**TASK OBJECTIVE**
Write every entry out again exactly, please, and skip the pictures.

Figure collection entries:
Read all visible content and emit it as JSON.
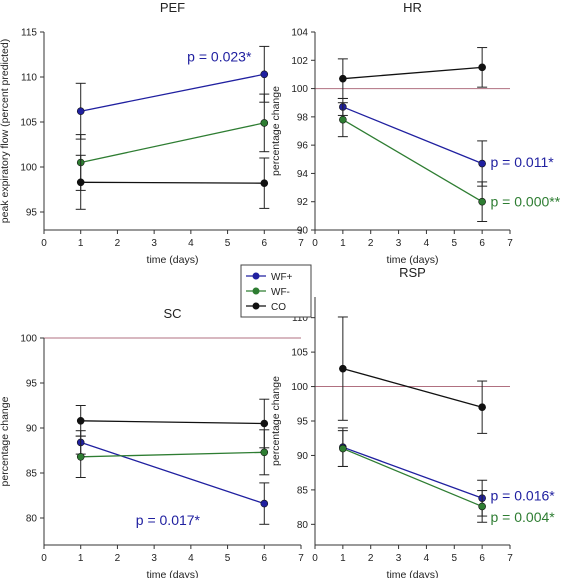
{
  "legend": {
    "placement": "center",
    "entries": [
      {
        "label": "WF+",
        "color": "#2020a0"
      },
      {
        "label": "WF-",
        "color": "#2e7d32"
      },
      {
        "label": "CO",
        "color": "#111111"
      }
    ]
  },
  "colors": {
    "wfplus": "#2020a0",
    "wfminus": "#2e7d32",
    "co": "#111111",
    "reference": "#b07080"
  },
  "chart_data": [
    {
      "type": "line",
      "title": "PEF",
      "xlabel": "time (days)",
      "ylabel": "peak expiratory flow (percent predicted)",
      "xlim": [
        0,
        7
      ],
      "ylim": [
        93,
        115
      ],
      "xticks": [
        "0",
        "1",
        "2",
        "3",
        "4",
        "5",
        "6",
        "7"
      ],
      "yticks": [
        "95",
        "100",
        "105",
        "110",
        "115"
      ],
      "x": [
        1,
        6
      ],
      "reference_line": null,
      "series": [
        {
          "name": "WF+",
          "color": "#2020a0",
          "values": [
            106.2,
            110.3
          ],
          "errors": [
            3.1,
            3.1
          ]
        },
        {
          "name": "WF-",
          "color": "#2e7d32",
          "values": [
            100.5,
            104.9
          ],
          "errors": [
            3.1,
            3.2
          ]
        },
        {
          "name": "CO",
          "color": "#111111",
          "values": [
            98.3,
            98.2
          ],
          "errors": [
            3.0,
            2.8
          ]
        }
      ],
      "annotations": [
        {
          "text": "p = 0.023*",
          "color": "#2020a0",
          "x": 3.9,
          "y": 112.3
        }
      ]
    },
    {
      "type": "line",
      "title": "HR",
      "xlabel": "time (days)",
      "ylabel": "percentage change",
      "xlim": [
        0,
        7
      ],
      "ylim": [
        90,
        104
      ],
      "xticks": [
        "0",
        "1",
        "2",
        "3",
        "4",
        "5",
        "6",
        "7"
      ],
      "yticks": [
        "90",
        "92",
        "94",
        "96",
        "98",
        "100",
        "102",
        "104"
      ],
      "x": [
        1,
        6
      ],
      "reference_line": 100,
      "series": [
        {
          "name": "WF+",
          "color": "#2020a0",
          "values": [
            98.7,
            94.7
          ],
          "errors": [
            0.6,
            1.6
          ]
        },
        {
          "name": "WF-",
          "color": "#2e7d32",
          "values": [
            97.8,
            92.0
          ],
          "errors": [
            1.2,
            1.4
          ]
        },
        {
          "name": "CO",
          "color": "#111111",
          "values": [
            100.7,
            101.5
          ],
          "errors": [
            1.4,
            1.4
          ]
        }
      ],
      "annotations": [
        {
          "text": "p = 0.011*",
          "color": "#2020a0",
          "x": 6.3,
          "y": 94.8
        },
        {
          "text": "p = 0.000**",
          "color": "#2e7d32",
          "x": 6.3,
          "y": 92.0
        }
      ]
    },
    {
      "type": "line",
      "title": "SC",
      "xlabel": "time (days)",
      "ylabel": "percentage change",
      "xlim": [
        0,
        7
      ],
      "ylim": [
        77,
        100
      ],
      "xticks": [
        "0",
        "1",
        "2",
        "3",
        "4",
        "5",
        "6",
        "7"
      ],
      "yticks": [
        "80",
        "85",
        "90",
        "95",
        "100"
      ],
      "x": [
        1,
        6
      ],
      "reference_line": 100,
      "series": [
        {
          "name": "WF+",
          "color": "#2020a0",
          "values": [
            88.4,
            81.6
          ],
          "errors": [
            1.3,
            2.3
          ]
        },
        {
          "name": "WF-",
          "color": "#2e7d32",
          "values": [
            86.8,
            87.3
          ],
          "errors": [
            2.3,
            2.5
          ]
        },
        {
          "name": "CO",
          "color": "#111111",
          "values": [
            90.8,
            90.5
          ],
          "errors": [
            1.7,
            2.7
          ]
        }
      ],
      "annotations": [
        {
          "text": "p = 0.017*",
          "color": "#2020a0",
          "x": 2.5,
          "y": 79.8
        }
      ]
    },
    {
      "type": "line",
      "title": "RSP",
      "xlabel": "time (days)",
      "ylabel": "percentage change",
      "xlim": [
        0,
        7
      ],
      "ylim": [
        77,
        113
      ],
      "xticks": [
        "0",
        "1",
        "2",
        "3",
        "4",
        "5",
        "6",
        "7"
      ],
      "yticks": [
        "80",
        "85",
        "90",
        "95",
        "100",
        "105",
        "110"
      ],
      "x": [
        1,
        6
      ],
      "reference_line": 100,
      "series": [
        {
          "name": "WF+",
          "color": "#2020a0",
          "values": [
            91.2,
            83.8
          ],
          "errors": [
            2.8,
            2.6
          ]
        },
        {
          "name": "WF-",
          "color": "#2e7d32",
          "values": [
            91.0,
            82.6
          ],
          "errors": [
            2.6,
            2.3
          ]
        },
        {
          "name": "CO",
          "color": "#111111",
          "values": [
            102.6,
            97.0
          ],
          "errors": [
            7.5,
            3.8
          ]
        }
      ],
      "annotations": [
        {
          "text": "p = 0.016*",
          "color": "#2020a0",
          "x": 6.3,
          "y": 84.2
        },
        {
          "text": "p = 0.004*",
          "color": "#2e7d32",
          "x": 6.3,
          "y": 81.1
        }
      ]
    }
  ]
}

**OUTPUT FOR THIS EXERCISE**
Read all visible content and emit it as JSON.
{
  "legend": {
    "placement": "center",
    "entries": [
      {
        "label": "WF+",
        "color": "#2020a0"
      },
      {
        "label": "WF-",
        "color": "#2e7d32"
      },
      {
        "label": "CO",
        "color": "#111111"
      }
    ]
  },
  "colors": {
    "wfplus": "#2020a0",
    "wfminus": "#2e7d32",
    "co": "#111111",
    "reference": "#b07080"
  },
  "chart_data": [
    {
      "type": "line",
      "title": "PEF",
      "xlabel": "time (days)",
      "ylabel": "peak expiratory flow (percent predicted)",
      "xlim": [
        0,
        7
      ],
      "ylim": [
        93,
        115
      ],
      "xticks": [
        "0",
        "1",
        "2",
        "3",
        "4",
        "5",
        "6",
        "7"
      ],
      "yticks": [
        "95",
        "100",
        "105",
        "110",
        "115"
      ],
      "x": [
        1,
        6
      ],
      "reference_line": null,
      "series": [
        {
          "name": "WF+",
          "color": "#2020a0",
          "values": [
            106.2,
            110.3
          ],
          "errors": [
            3.1,
            3.1
          ]
        },
        {
          "name": "WF-",
          "color": "#2e7d32",
          "values": [
            100.5,
            104.9
          ],
          "errors": [
            3.1,
            3.2
          ]
        },
        {
          "name": "CO",
          "color": "#111111",
          "values": [
            98.3,
            98.2
          ],
          "errors": [
            3.0,
            2.8
          ]
        }
      ],
      "annotations": [
        {
          "text": "p = 0.023*",
          "color": "#2020a0",
          "x": 3.9,
          "y": 112.3
        }
      ]
    },
    {
      "type": "line",
      "title": "HR",
      "xlabel": "time (days)",
      "ylabel": "percentage change",
      "xlim": [
        0,
        7
      ],
      "ylim": [
        90,
        104
      ],
      "xticks": [
        "0",
        "1",
        "2",
        "3",
        "4",
        "5",
        "6",
        "7"
      ],
      "yticks": [
        "90",
        "92",
        "94",
        "96",
        "98",
        "100",
        "102",
        "104"
      ],
      "x": [
        1,
        6
      ],
      "reference_line": 100,
      "series": [
        {
          "name": "WF+",
          "color": "#2020a0",
          "values": [
            98.7,
            94.7
          ],
          "errors": [
            0.6,
            1.6
          ]
        },
        {
          "name": "WF-",
          "color": "#2e7d32",
          "values": [
            97.8,
            92.0
          ],
          "errors": [
            1.2,
            1.4
          ]
        },
        {
          "name": "CO",
          "color": "#111111",
          "values": [
            100.7,
            101.5
          ],
          "errors": [
            1.4,
            1.4
          ]
        }
      ],
      "annotations": [
        {
          "text": "p = 0.011*",
          "color": "#2020a0",
          "x": 6.3,
          "y": 94.8
        },
        {
          "text": "p = 0.000**",
          "color": "#2e7d32",
          "x": 6.3,
          "y": 92.0
        }
      ]
    },
    {
      "type": "line",
      "title": "SC",
      "xlabel": "time (days)",
      "ylabel": "percentage change",
      "xlim": [
        0,
        7
      ],
      "ylim": [
        77,
        100
      ],
      "xticks": [
        "0",
        "1",
        "2",
        "3",
        "4",
        "5",
        "6",
        "7"
      ],
      "yticks": [
        "80",
        "85",
        "90",
        "95",
        "100"
      ],
      "x": [
        1,
        6
      ],
      "reference_line": 100,
      "series": [
        {
          "name": "WF+",
          "color": "#2020a0",
          "values": [
            88.4,
            81.6
          ],
          "errors": [
            1.3,
            2.3
          ]
        },
        {
          "name": "WF-",
          "color": "#2e7d32",
          "values": [
            86.8,
            87.3
          ],
          "errors": [
            2.3,
            2.5
          ]
        },
        {
          "name": "CO",
          "color": "#111111",
          "values": [
            90.8,
            90.5
          ],
          "errors": [
            1.7,
            2.7
          ]
        }
      ],
      "annotations": [
        {
          "text": "p = 0.017*",
          "color": "#2020a0",
          "x": 2.5,
          "y": 79.8
        }
      ]
    },
    {
      "type": "line",
      "title": "RSP",
      "xlabel": "time (days)",
      "ylabel": "percentage change",
      "xlim": [
        0,
        7
      ],
      "ylim": [
        77,
        113
      ],
      "xticks": [
        "0",
        "1",
        "2",
        "3",
        "4",
        "5",
        "6",
        "7"
      ],
      "yticks": [
        "80",
        "85",
        "90",
        "95",
        "100",
        "105",
        "110"
      ],
      "x": [
        1,
        6
      ],
      "reference_line": 100,
      "series": [
        {
          "name": "WF+",
          "color": "#2020a0",
          "values": [
            91.2,
            83.8
          ],
          "errors": [
            2.8,
            2.6
          ]
        },
        {
          "name": "WF-",
          "color": "#2e7d32",
          "values": [
            91.0,
            82.6
          ],
          "errors": [
            2.6,
            2.3
          ]
        },
        {
          "name": "CO",
          "color": "#111111",
          "values": [
            102.6,
            97.0
          ],
          "errors": [
            7.5,
            3.8
          ]
        }
      ],
      "annotations": [
        {
          "text": "p = 0.016*",
          "color": "#2020a0",
          "x": 6.3,
          "y": 84.2
        },
        {
          "text": "p = 0.004*",
          "color": "#2e7d32",
          "x": 6.3,
          "y": 81.1
        }
      ]
    }
  ]
}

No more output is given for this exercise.